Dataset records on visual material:
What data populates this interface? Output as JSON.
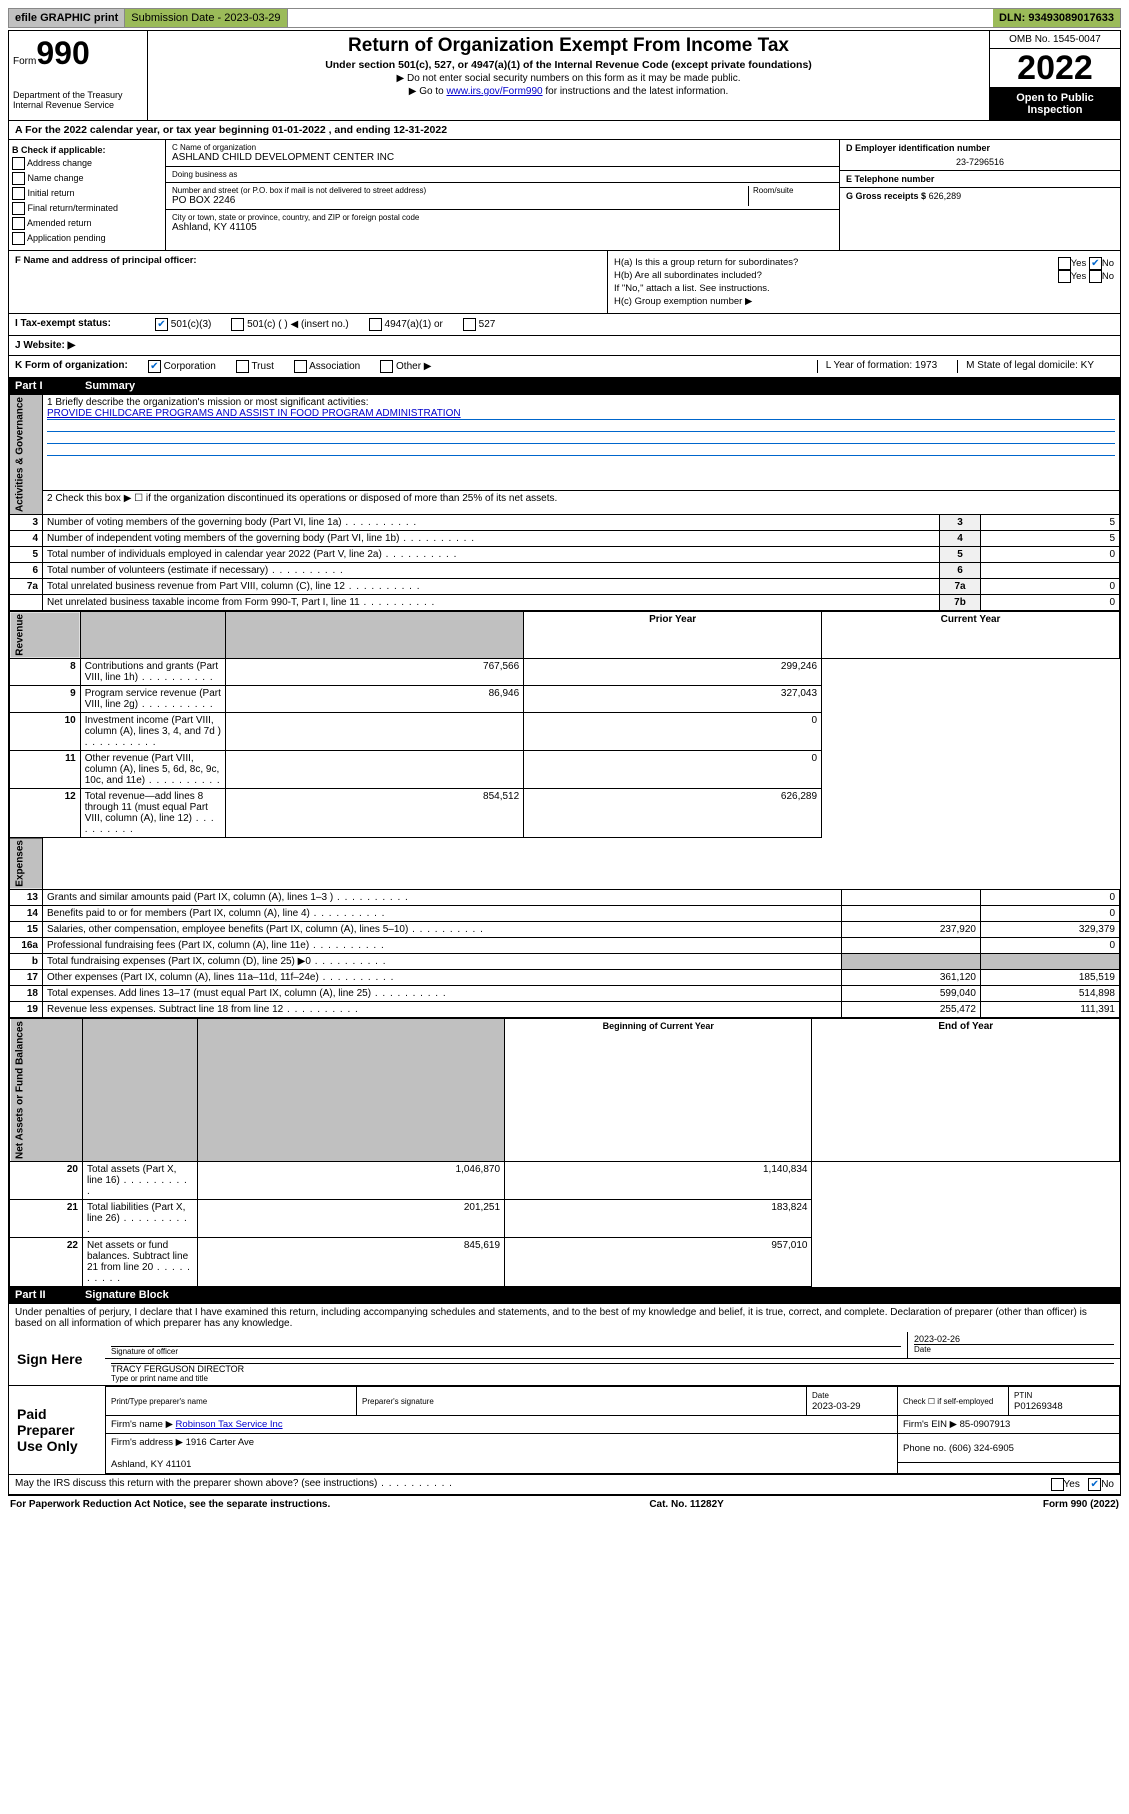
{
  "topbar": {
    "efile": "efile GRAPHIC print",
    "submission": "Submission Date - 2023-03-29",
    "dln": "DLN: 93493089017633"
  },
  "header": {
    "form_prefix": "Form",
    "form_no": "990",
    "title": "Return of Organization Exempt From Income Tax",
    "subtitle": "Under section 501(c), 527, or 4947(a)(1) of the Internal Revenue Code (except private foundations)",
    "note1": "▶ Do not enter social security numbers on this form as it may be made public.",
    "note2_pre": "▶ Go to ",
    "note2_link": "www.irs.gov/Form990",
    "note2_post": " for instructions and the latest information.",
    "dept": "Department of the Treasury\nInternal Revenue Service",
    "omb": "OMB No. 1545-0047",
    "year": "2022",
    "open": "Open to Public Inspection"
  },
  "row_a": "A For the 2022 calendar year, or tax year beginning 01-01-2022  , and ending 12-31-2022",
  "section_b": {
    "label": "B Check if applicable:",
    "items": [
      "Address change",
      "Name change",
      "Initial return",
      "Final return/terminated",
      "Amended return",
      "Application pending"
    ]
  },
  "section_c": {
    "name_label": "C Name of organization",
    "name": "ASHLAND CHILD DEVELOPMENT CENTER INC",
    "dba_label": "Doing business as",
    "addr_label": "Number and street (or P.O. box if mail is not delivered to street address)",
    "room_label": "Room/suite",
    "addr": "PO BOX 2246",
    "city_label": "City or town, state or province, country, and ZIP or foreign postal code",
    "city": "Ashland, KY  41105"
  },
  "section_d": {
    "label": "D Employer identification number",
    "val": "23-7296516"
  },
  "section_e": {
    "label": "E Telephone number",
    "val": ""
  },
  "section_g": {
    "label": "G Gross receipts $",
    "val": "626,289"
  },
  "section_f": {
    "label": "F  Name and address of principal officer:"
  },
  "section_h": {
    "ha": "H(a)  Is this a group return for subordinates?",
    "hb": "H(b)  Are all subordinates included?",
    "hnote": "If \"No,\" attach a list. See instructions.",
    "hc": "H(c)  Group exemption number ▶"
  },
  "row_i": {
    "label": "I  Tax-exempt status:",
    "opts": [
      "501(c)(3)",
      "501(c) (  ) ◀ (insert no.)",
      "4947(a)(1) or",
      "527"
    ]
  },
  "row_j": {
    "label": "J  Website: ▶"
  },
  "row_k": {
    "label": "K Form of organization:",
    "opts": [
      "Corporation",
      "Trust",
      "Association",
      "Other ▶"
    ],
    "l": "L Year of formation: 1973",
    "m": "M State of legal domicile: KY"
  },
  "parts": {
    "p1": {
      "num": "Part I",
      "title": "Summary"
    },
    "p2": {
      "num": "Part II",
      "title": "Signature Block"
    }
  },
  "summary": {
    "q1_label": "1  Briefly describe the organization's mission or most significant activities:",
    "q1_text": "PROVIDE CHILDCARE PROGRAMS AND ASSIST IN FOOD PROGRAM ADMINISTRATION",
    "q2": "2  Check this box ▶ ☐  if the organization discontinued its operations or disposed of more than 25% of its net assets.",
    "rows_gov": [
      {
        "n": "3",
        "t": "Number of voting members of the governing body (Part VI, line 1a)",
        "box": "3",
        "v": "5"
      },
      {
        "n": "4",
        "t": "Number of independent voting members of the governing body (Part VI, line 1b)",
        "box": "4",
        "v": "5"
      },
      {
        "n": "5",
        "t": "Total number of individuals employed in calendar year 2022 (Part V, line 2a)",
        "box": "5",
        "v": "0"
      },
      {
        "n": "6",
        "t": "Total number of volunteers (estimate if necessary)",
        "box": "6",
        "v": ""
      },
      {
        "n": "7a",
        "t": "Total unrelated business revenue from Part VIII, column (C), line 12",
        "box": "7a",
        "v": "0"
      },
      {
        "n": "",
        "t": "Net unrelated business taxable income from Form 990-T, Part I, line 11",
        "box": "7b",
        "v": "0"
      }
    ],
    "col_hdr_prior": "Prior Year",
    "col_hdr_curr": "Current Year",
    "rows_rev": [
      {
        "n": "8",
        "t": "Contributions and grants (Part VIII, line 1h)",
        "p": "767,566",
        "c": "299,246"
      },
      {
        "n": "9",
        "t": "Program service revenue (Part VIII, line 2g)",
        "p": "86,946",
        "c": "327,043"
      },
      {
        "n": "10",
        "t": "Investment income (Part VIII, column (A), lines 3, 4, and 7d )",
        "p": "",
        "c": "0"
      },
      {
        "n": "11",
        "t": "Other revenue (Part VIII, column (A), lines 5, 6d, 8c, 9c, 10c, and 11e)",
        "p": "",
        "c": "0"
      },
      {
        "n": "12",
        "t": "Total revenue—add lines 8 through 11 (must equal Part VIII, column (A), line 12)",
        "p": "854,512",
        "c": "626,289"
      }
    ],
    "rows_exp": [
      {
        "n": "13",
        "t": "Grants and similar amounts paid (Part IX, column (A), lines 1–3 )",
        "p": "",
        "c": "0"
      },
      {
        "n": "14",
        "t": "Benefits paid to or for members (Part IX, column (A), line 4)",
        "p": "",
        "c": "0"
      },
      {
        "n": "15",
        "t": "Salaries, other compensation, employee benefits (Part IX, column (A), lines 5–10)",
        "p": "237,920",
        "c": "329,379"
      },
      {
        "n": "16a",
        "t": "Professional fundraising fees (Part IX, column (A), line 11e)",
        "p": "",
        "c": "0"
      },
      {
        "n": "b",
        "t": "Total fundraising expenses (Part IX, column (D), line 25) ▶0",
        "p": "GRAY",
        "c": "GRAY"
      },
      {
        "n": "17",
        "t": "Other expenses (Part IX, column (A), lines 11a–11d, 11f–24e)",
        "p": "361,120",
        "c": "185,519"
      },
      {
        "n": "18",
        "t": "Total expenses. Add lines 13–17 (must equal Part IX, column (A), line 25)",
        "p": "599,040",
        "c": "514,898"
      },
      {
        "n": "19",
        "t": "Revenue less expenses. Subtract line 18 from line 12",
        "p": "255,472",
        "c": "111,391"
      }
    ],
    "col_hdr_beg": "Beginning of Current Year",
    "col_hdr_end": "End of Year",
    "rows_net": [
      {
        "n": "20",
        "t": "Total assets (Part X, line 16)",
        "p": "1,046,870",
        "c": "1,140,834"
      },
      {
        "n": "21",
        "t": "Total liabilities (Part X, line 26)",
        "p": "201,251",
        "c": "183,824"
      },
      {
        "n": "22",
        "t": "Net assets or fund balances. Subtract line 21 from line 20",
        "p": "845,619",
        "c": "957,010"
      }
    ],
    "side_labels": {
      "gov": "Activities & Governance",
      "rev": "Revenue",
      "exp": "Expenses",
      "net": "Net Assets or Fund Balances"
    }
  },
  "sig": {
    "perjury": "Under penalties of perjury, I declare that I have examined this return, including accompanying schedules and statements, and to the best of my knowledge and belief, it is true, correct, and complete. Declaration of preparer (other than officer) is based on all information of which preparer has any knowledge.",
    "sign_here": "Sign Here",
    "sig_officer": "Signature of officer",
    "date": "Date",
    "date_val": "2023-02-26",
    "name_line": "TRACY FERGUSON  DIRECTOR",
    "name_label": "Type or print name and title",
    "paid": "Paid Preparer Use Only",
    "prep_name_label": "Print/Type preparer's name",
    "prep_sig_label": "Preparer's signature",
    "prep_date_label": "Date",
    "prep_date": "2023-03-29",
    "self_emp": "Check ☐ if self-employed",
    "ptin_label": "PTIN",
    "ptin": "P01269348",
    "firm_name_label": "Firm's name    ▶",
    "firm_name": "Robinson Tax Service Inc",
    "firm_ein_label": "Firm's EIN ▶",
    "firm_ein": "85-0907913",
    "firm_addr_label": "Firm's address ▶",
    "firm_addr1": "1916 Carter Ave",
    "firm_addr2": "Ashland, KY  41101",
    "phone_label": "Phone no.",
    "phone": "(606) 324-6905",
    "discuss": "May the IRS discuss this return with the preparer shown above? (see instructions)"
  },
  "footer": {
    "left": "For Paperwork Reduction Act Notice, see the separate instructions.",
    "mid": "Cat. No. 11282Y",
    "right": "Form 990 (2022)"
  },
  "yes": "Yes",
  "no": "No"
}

● **TASK TO CARRY OUT**
Where a line holds "fundraising", copy that line.

● **SOLVED PROBLEM**
        "t": "Professional fundraising fees (Part IX, column (A), line 11e)",
        "t": "Total fundraising expenses (Part IX, column (D), line 25) ▶0",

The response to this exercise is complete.